EXERCISE REQUIREMENTS:
Reproduce all the material exactly, minus any pictures it holds.

Lines of data:
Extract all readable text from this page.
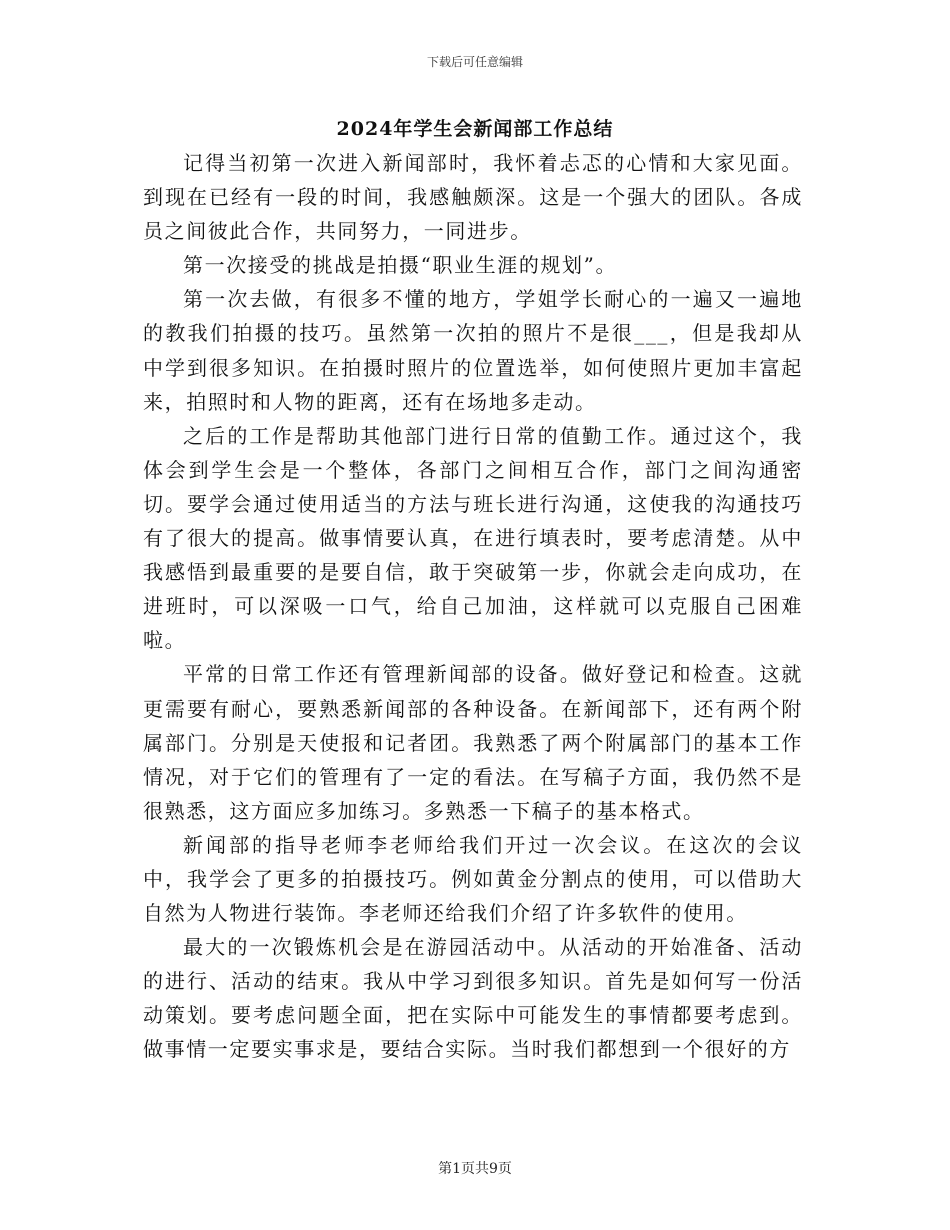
下载后可任意编辑
2024年学生会新闻部工作总结

记得当初第一次进入新闻部时，我怀着忐忑的心情和大家见面。到现在已经有一段的时间，我感触颇深。这是一个强大的团队。各成员之间彼此合作，共同努力，一同进步。

第一次接受的挑战是拍摄“职业生涯的规划”。

第一次去做，有很多不懂的地方，学姐学长耐心的一遍又一遍地的教我们拍摄的技巧。虽然第一次拍的照片不是很___，但是我却从中学到很多知识。在拍摄时照片的位置选举，如何使照片更加丰富起来，拍照时和人物的距离，还有在场地多走动。

之后的工作是帮助其他部门进行日常的值勤工作。通过这个，我体会到学生会是一个整体，各部门之间相互合作，部门之间沟通密切。要学会通过使用适当的方法与班长进行沟通，这使我的沟通技巧有了很大的提高。做事情要认真，在进行填表时，要考虑清楚。从中我感悟到最重要的是要自信，敢于突破第一步，你就会走向成功，在进班时，可以深吸一口气，给自己加油，这样就可以克服自己困难啦。

平常的日常工作还有管理新闻部的设备。做好登记和检查。这就更需要有耐心，要熟悉新闻部的各种设备。在新闻部下，还有两个附属部门。分别是天使报和记者团。我熟悉了两个附属部门的基本工作情况，对于它们的管理有了一定的看法。在写稿子方面，我仍然不是很熟悉，这方面应多加练习。多熟悉一下稿子的基本格式。

新闻部的指导老师李老师给我们开过一次会议。在这次的会议中，我学会了更多的拍摄技巧。例如黄金分割点的使用，可以借助大自然为人物进行装饰。李老师还给我们介绍了许多软件的使用。

最大的一次锻炼机会是在游园活动中。从活动的开始准备、活动的进行、活动的结束。我从中学习到很多知识。首先是如何写一份活动策划。要考虑问题全面，把在实际中可能发生的事情都要考虑到。做事情一定要实事求是，要结合实际。当时我们都想到一个很好的方

第1页共9页
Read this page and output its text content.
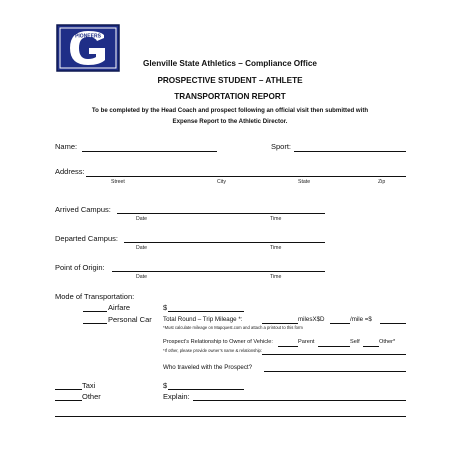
PIONEERS
Glenville State Athletics – Compliance Office
PROSPECTIVE STUDENT – ATHLETE
TRANSPORTATION REPORT
To be completed by the Head Coach and prospect following an official visit then submitted with
Expense Report to the Athletic Director.
Name:	Sport:
Address:
Street	City	State	Zip
Arrived Campus:
Date	Time
Departed Campus:
Date	Time
Point of Origin:
Date	Time
Mode of Transportation:
Airfare	$
Personal Car Total Round – Trip Mileage *:	milesX$D	/mile =$
*Must calculate mileage on Mapquest.com and attach a printout to this form
Prospect’s Relationship to Owner of Vehicle:	Parent	Self	Other*
*If other, please provide owner’s name & relationship:
Who traveled with the Prospect?
Taxi	$
Other	Explain:
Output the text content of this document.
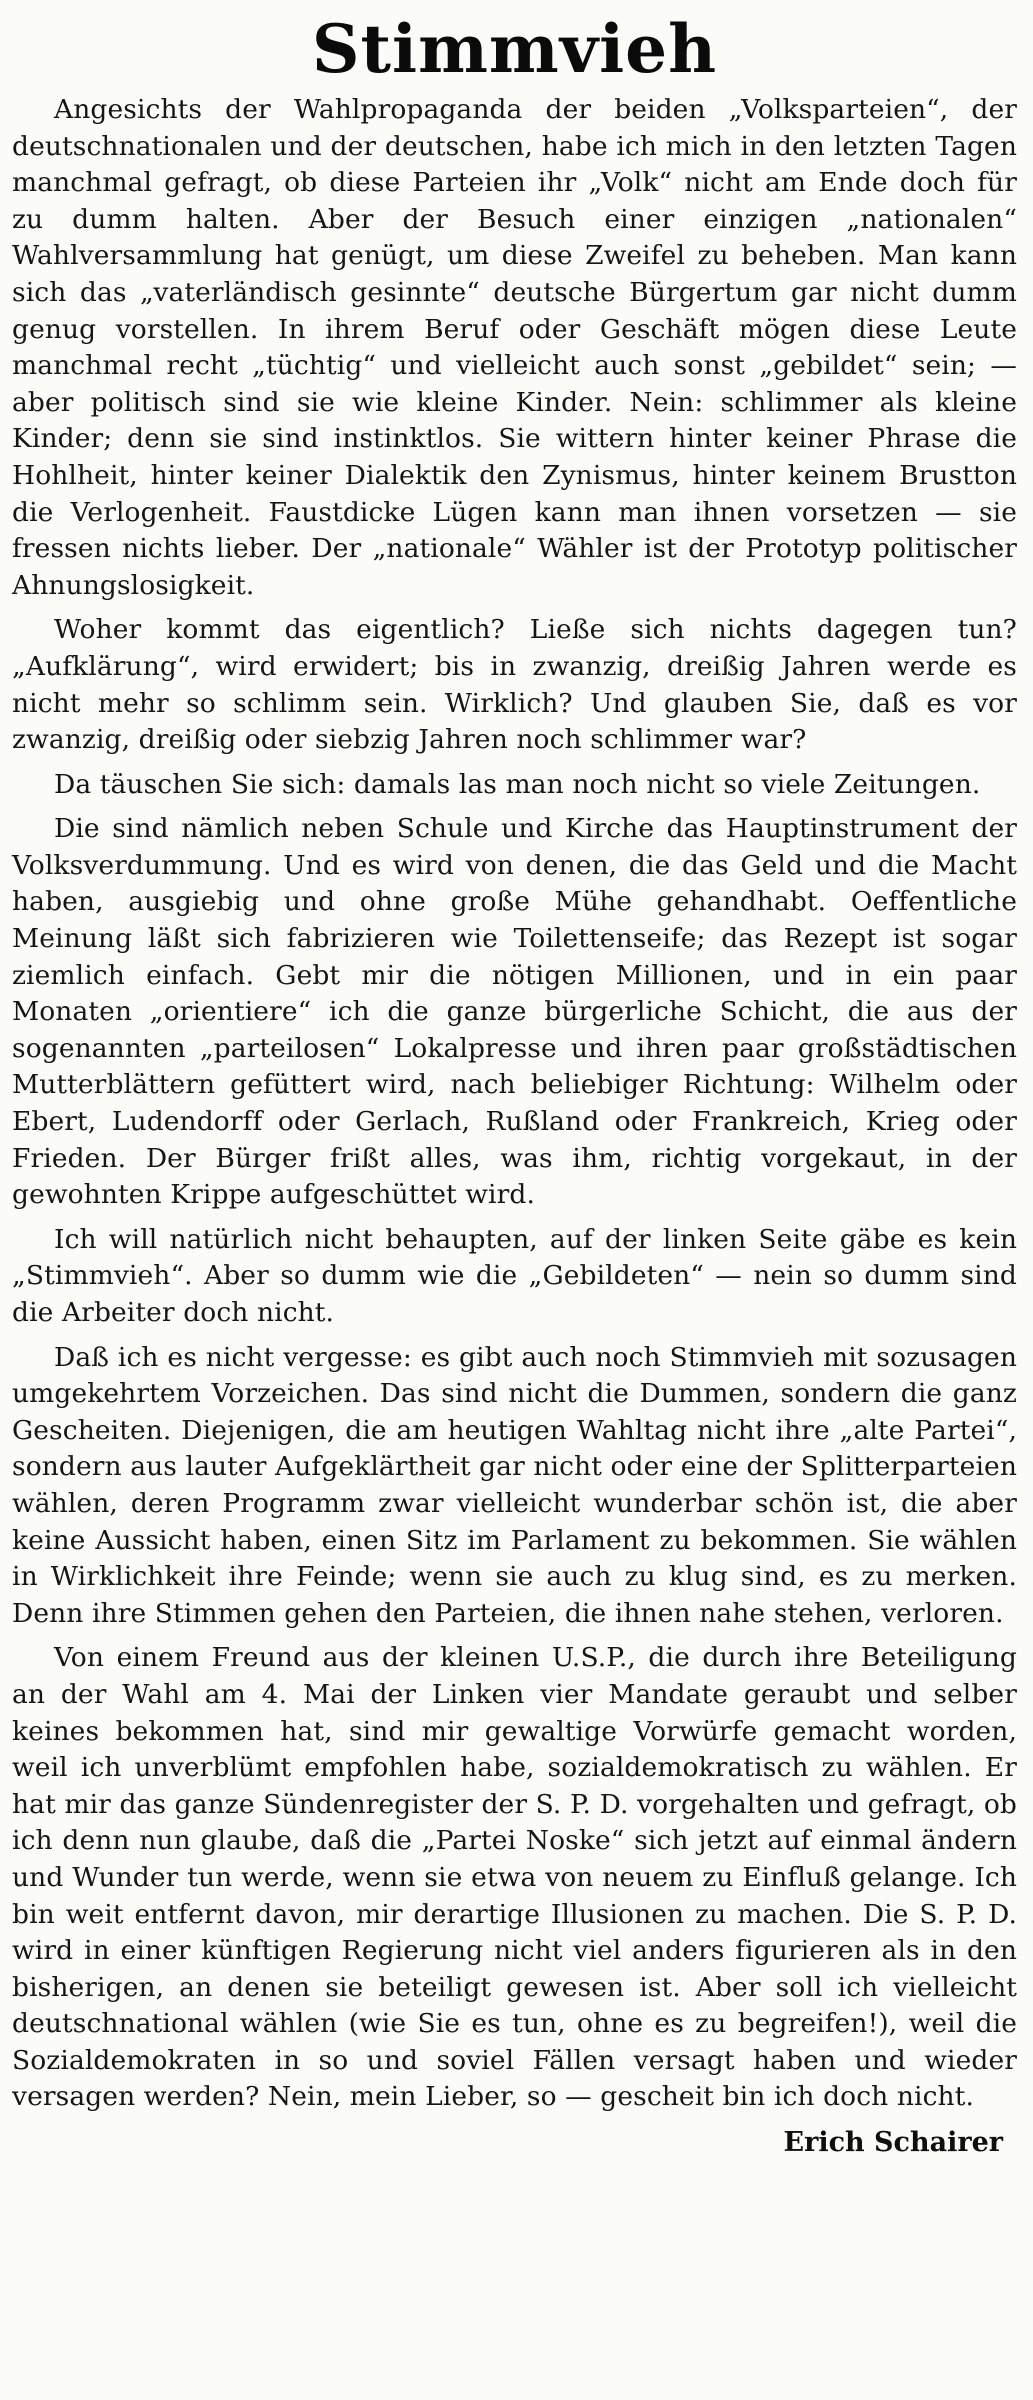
Stimmvieh

Angesichts der Wahlpropaganda der beiden „Volksparteien“, der deutschnationalen und der deutschen, habe ich mich in den letzten Tagen manchmal gefragt, ob diese Parteien ihr „Volk“ nicht am Ende doch für zu dumm halten. Aber der Besuch einer einzigen „nationalen“ Wahlversammlung hat genügt, um diese Zweifel zu beheben. Man kann sich das „vaterländisch gesinnte“ deutsche Bürgertum gar nicht dumm genug vorstellen. In ihrem Beruf oder Geschäft mögen diese Leute manchmal recht „tüchtig“ und vielleicht auch sonst „gebildet“ sein; — aber politisch sind sie wie kleine Kinder. Nein: schlimmer als kleine Kinder; denn sie sind instinktlos. Sie wittern hinter keiner Phrase die Hohlheit, hinter keiner Dialektik den Zynismus, hinter keinem Brustton die Verlogenheit. Faustdicke Lügen kann man ihnen vorsetzen — sie fressen nichts lieber. Der „nationale“ Wähler ist der Prototyp politischer Ahnungslosigkeit.

Woher kommt das eigentlich? Ließe sich nichts dagegen tun? „Aufklärung“, wird erwidert; bis in zwanzig, dreißig Jahren werde es nicht mehr so schlimm sein. Wirklich? Und glauben Sie, daß es vor zwanzig, dreißig oder siebzig Jahren noch schlimmer war?

Da täuschen Sie sich: damals las man noch nicht so viele Zeitungen.

Die sind nämlich neben Schule und Kirche das Hauptinstrument der Volksverdummung. Und es wird von denen, die das Geld und die Macht haben, ausgiebig und ohne große Mühe gehandhabt. Oeffentliche Meinung läßt sich fabrizieren wie Toilettenseife; das Rezept ist sogar ziemlich einfach. Gebt mir die nötigen Millionen, und in ein paar Monaten „orientiere“ ich die ganze bürgerliche Schicht, die aus der sogenannten „parteilosen“ Lokalpresse und ihren paar großstädtischen Mutterblättern gefüttert wird, nach beliebiger Richtung: Wilhelm oder Ebert, Ludendorff oder Gerlach, Rußland oder Frankreich, Krieg oder Frieden. Der Bürger frißt alles, was ihm, richtig vorgekaut, in der gewohnten Krippe aufgeschüttet wird.

Ich will natürlich nicht behaupten, auf der linken Seite gäbe es kein „Stimmvieh“. Aber so dumm wie die „Gebildeten“ — nein so dumm sind die Arbeiter doch nicht.

Daß ich es nicht vergesse: es gibt auch noch Stimmvieh mit sozusagen umgekehrtem Vorzeichen. Das sind nicht die Dummen, sondern die ganz Gescheiten. Diejenigen, die am heutigen Wahltag nicht ihre „alte Partei“, sondern aus lauter Aufgeklärtheit gar nicht oder eine der Splitterparteien wählen, deren Programm zwar vielleicht wunderbar schön ist, die aber keine Aussicht haben, einen Sitz im Parlament zu bekommen. Sie wählen in Wirklichkeit ihre Feinde; wenn sie auch zu klug sind, es zu merken. Denn ihre Stimmen gehen den Parteien, die ihnen nahe stehen, verloren.

Von einem Freund aus der kleinen U.S.P., die durch ihre Beteiligung an der Wahl am 4. Mai der Linken vier Mandate geraubt und selber keines bekommen hat, sind mir gewaltige Vorwürfe gemacht worden, weil ich unverblümt empfohlen habe, sozialdemokratisch zu wählen. Er hat mir das ganze Sündenregister der S. P. D. vorgehalten und gefragt, ob ich denn nun glaube, daß die „Partei Noske“ sich jetzt auf einmal ändern und Wunder tun werde, wenn sie etwa von neuem zu Einfluß gelange. Ich bin weit entfernt davon, mir derartige Illusionen zu machen. Die S. P. D. wird in einer künftigen Regierung nicht viel anders figurieren als in den bisherigen, an denen sie beteiligt gewesen ist. Aber soll ich vielleicht deutschnational wählen (wie Sie es tun, ohne es zu begreifen!), weil die Sozialdemokraten in so und soviel Fällen versagt haben und wieder versagen werden? Nein, mein Lieber, so — gescheit bin ich doch nicht.

Erich Schairer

THE REPLY:
Extract all readable text from this page.
下载后可任意编辑
2024年学生会新闻部工作总结

记得当初第一次进入新闻部时，我怀着忐忑的心情和大家见面。到现在已经有一段的时间，我感触颇深。这是一个强大的团队。各成员之间彼此合作，共同努力，一同进步。

第一次接受的挑战是拍摄“职业生涯的规划”。

第一次去做，有很多不懂的地方，学姐学长耐心的一遍又一遍地的教我们拍摄的技巧。虽然第一次拍的照片不是很___，但是我却从中学到很多知识。在拍摄时照片的位置选举，如何使照片更加丰富起来，拍照时和人物的距离，还有在场地多走动。

之后的工作是帮助其他部门进行日常的值勤工作。通过这个，我体会到学生会是一个整体，各部门之间相互合作，部门之间沟通密切。要学会通过使用适当的方法与班长进行沟通，这使我的沟通技巧有了很大的提高。做事情要认真，在进行填表时，要考虑清楚。从中我感悟到最重要的是要自信，敢于突破第一步，你就会走向成功，在进班时，可以深吸一口气，给自己加油，这样就可以克服自己困难啦。

平常的日常工作还有管理新闻部的设备。做好登记和检查。这就更需要有耐心，要熟悉新闻部的各种设备。在新闻部下，还有两个附属部门。分别是天使报和记者团。我熟悉了两个附属部门的基本工作情况，对于它们的管理有了一定的看法。在写稿子方面，我仍然不是很熟悉，这方面应多加练习。多熟悉一下稿子的基本格式。

新闻部的指导老师李老师给我们开过一次会议。在这次的会议中，我学会了更多的拍摄技巧。例如黄金分割点的使用，可以借助大自然为人物进行装饰。李老师还给我们介绍了许多软件的使用。

最大的一次锻炼机会是在游园活动中。从活动的开始准备、活动的进行、活动的结束。我从中学习到很多知识。首先是如何写一份活动策划。要考虑问题全面，把在实际中可能发生的事情都要考虑到。做事情一定要实事求是，要结合实际。当时我们都想到一个很好的方

第1页共9页
Read this page and output its text content.
PIONEERS
Glenville State Athletics – Compliance Office
PROSPECTIVE STUDENT – ATHLETE
TRANSPORTATION REPORT
To be completed by the Head Coach and prospect following an official visit then submitted with
Expense Report to the Athletic Director.
Name:	Sport:
Address:
Street	City	State	Zip
Arrived Campus:
Date	Time
Departed Campus:
Date	Time
Point of Origin:
Date	Time
Mode of Transportation:
Airfare	$
Personal Car Total Round – Trip Mileage *:	milesX$D	/mile =$
*Must calculate mileage on Mapquest.com and attach a printout to this form
Prospect’s Relationship to Owner of Vehicle:	Parent	Self	Other*
*If other, please provide owner’s name & relationship:
Who traveled with the Prospect?
Taxi	$
Other	Explain:
Output the text content of this document.
Stimmvieh

Angesichts der Wahlpropaganda der beiden „Volksparteien“, der deutschnationalen und der deutschen, habe ich mich in den letzten Tagen manchmal gefragt, ob diese Parteien ihr „Volk“ nicht am Ende doch für zu dumm halten. Aber der Besuch einer einzigen „nationalen“ Wahlversammlung hat genügt, um diese Zweifel zu beheben. Man kann sich das „vaterländisch gesinnte“ deutsche Bürgertum gar nicht dumm genug vorstellen. In ihrem Beruf oder Geschäft mögen diese Leute manchmal recht „tüchtig“ und vielleicht auch sonst „gebildet“ sein; — aber politisch sind sie wie kleine Kinder. Nein: schlimmer als kleine Kinder; denn sie sind instinktlos. Sie wittern hinter keiner Phrase die Hohlheit, hinter keiner Dialektik den Zynismus, hinter keinem Brustton die Verlogenheit. Faustdicke Lügen kann man ihnen vorsetzen — sie fressen nichts lieber. Der „nationale“ Wähler ist der Prototyp politischer Ahnungslosigkeit.

Woher kommt das eigentlich? Ließe sich nichts dagegen tun? „Aufklärung“, wird erwidert; bis in zwanzig, dreißig Jahren werde es nicht mehr so schlimm sein. Wirklich? Und glauben Sie, daß es vor zwanzig, dreißig oder siebzig Jahren noch schlimmer war?

Da täuschen Sie sich: damals las man noch nicht so viele Zeitungen.

Die sind nämlich neben Schule und Kirche das Hauptinstrument der Volksverdummung. Und es wird von denen, die das Geld und die Macht haben, ausgiebig und ohne große Mühe gehandhabt. Oeffentliche Meinung läßt sich fabrizieren wie Toilettenseife; das Rezept ist sogar ziemlich einfach. Gebt mir die nötigen Millionen, und in ein paar Monaten „orientiere“ ich die ganze bürgerliche Schicht, die aus der sogenannten „parteilosen“ Lokalpresse und ihren paar großstädtischen Mutterblättern gefüttert wird, nach beliebiger Richtung: Wilhelm oder Ebert, Ludendorff oder Gerlach, Rußland oder Frankreich, Krieg oder Frieden. Der Bürger frißt alles, was ihm, richtig vorgekaut, in der gewohnten Krippe aufgeschüttet wird.

Ich will natürlich nicht behaupten, auf der linken Seite gäbe es kein „Stimmvieh“. Aber so dumm wie die „Gebildeten“ — nein so dumm sind die Arbeiter doch nicht.

Daß ich es nicht vergesse: es gibt auch noch Stimmvieh mit sozusagen umgekehrtem Vorzeichen. Das sind nicht die Dummen, sondern die ganz Gescheiten. Diejenigen, die am heutigen Wahltag nicht ihre „alte Partei“, sondern aus lauter Aufgeklärtheit gar nicht oder eine der Splitterparteien wählen, deren Programm zwar vielleicht wunderbar schön ist, die aber keine Aussicht haben, einen Sitz im Parlament zu bekommen. Sie wählen in Wirklichkeit ihre Feinde; wenn sie auch zu klug sind, es zu merken. Denn ihre Stimmen gehen den Parteien, die ihnen nahe stehen, verloren.

Von einem Freund aus der kleinen U.S.P., die durch ihre Beteiligung an der Wahl am 4. Mai der Linken vier Mandate geraubt und selber keines bekommen hat, sind mir gewaltige Vorwürfe gemacht worden, weil ich unverblümt empfohlen habe, sozialdemokratisch zu wählen. Er hat mir das ganze Sündenregister der S. P. D. vorgehalten und gefragt, ob ich denn nun glaube, daß die „Partei Noske“ sich jetzt auf einmal ändern und Wunder tun werde, wenn sie etwa von neuem zu Einfluß gelange. Ich bin weit entfernt davon, mir derartige Illusionen zu machen. Die S. P. D. wird in einer künftigen Regierung nicht viel anders figurieren als in den bisherigen, an denen sie beteiligt gewesen ist. Aber soll ich vielleicht deutschnational wählen (wie Sie es tun, ohne es zu begreifen!), weil die Sozialdemokraten in so und soviel Fällen versagt haben und wieder versagen werden? Nein, mein Lieber, so — gescheit bin ich doch nicht.

Erich Schairer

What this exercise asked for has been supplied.